Figure record extracts:

*-*-*

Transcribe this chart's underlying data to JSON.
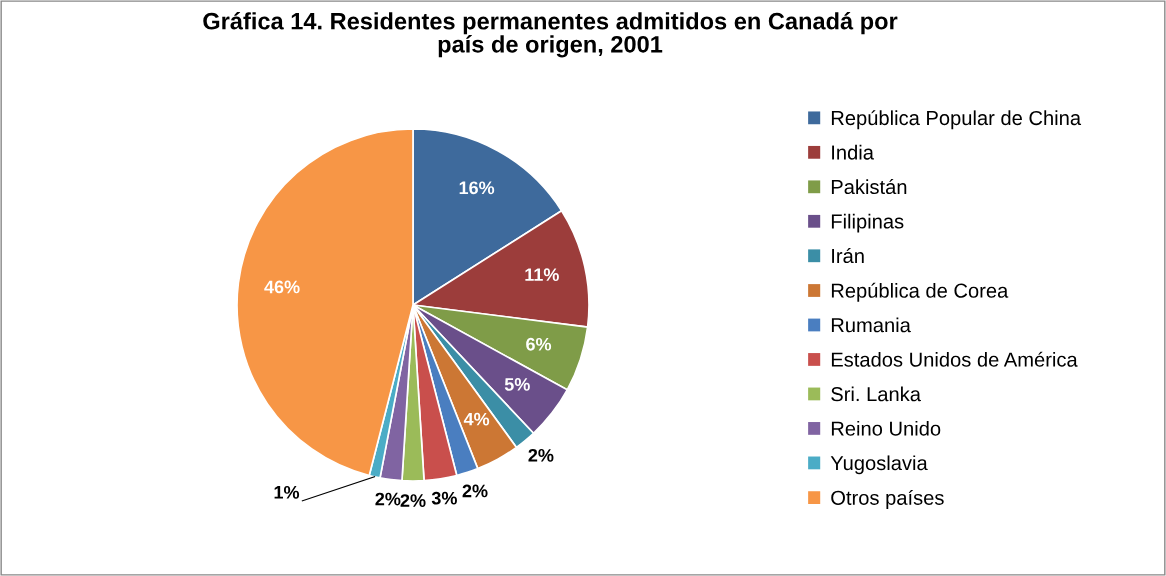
{
  "chart_data": {
    "type": "pie",
    "title": "Gráfica 14. Residentes permanentes admitidos en Canadá por\npaís de origen, 2001",
    "categories": [
      "República Popular de China",
      "India",
      "Pakistán",
      "Filipinas",
      "Irán",
      "República de Corea",
      "Rumania",
      "Estados Unidos de América",
      "Sri. Lanka",
      "Reino Unido",
      "Yugoslavia",
      "Otros países"
    ],
    "values": [
      16,
      11,
      6,
      5,
      2,
      4,
      2,
      3,
      2,
      2,
      1,
      46
    ],
    "value_labels": [
      "16%",
      "11%",
      "6%",
      "5%",
      "2%",
      "4%",
      "2%",
      "3%",
      "2%",
      "2%",
      "1%",
      "46%"
    ],
    "colors": [
      "#3e6a9c",
      "#9c3d3b",
      "#7f9c48",
      "#6a4f8a",
      "#3b8ea6",
      "#cc7734",
      "#4a7ec0",
      "#c94f4c",
      "#9bbb59",
      "#8064a2",
      "#4bacc6",
      "#f79646"
    ],
    "legend": "right"
  }
}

*-*-*

Return the records exactly. Don't carry the pictures over.

Transcribe this chart's underlying data to JSON.
{
  "chart_data": {
    "type": "pie",
    "title": "Gráfica 14. Residentes permanentes admitidos en Canadá por\npaís de origen, 2001",
    "categories": [
      "República Popular de China",
      "India",
      "Pakistán",
      "Filipinas",
      "Irán",
      "República de Corea",
      "Rumania",
      "Estados Unidos de América",
      "Sri. Lanka",
      "Reino Unido",
      "Yugoslavia",
      "Otros países"
    ],
    "values": [
      16,
      11,
      6,
      5,
      2,
      4,
      2,
      3,
      2,
      2,
      1,
      46
    ],
    "value_labels": [
      "16%",
      "11%",
      "6%",
      "5%",
      "2%",
      "4%",
      "2%",
      "3%",
      "2%",
      "2%",
      "1%",
      "46%"
    ],
    "colors": [
      "#3e6a9c",
      "#9c3d3b",
      "#7f9c48",
      "#6a4f8a",
      "#3b8ea6",
      "#cc7734",
      "#4a7ec0",
      "#c94f4c",
      "#9bbb59",
      "#8064a2",
      "#4bacc6",
      "#f79646"
    ],
    "legend": "right"
  }
}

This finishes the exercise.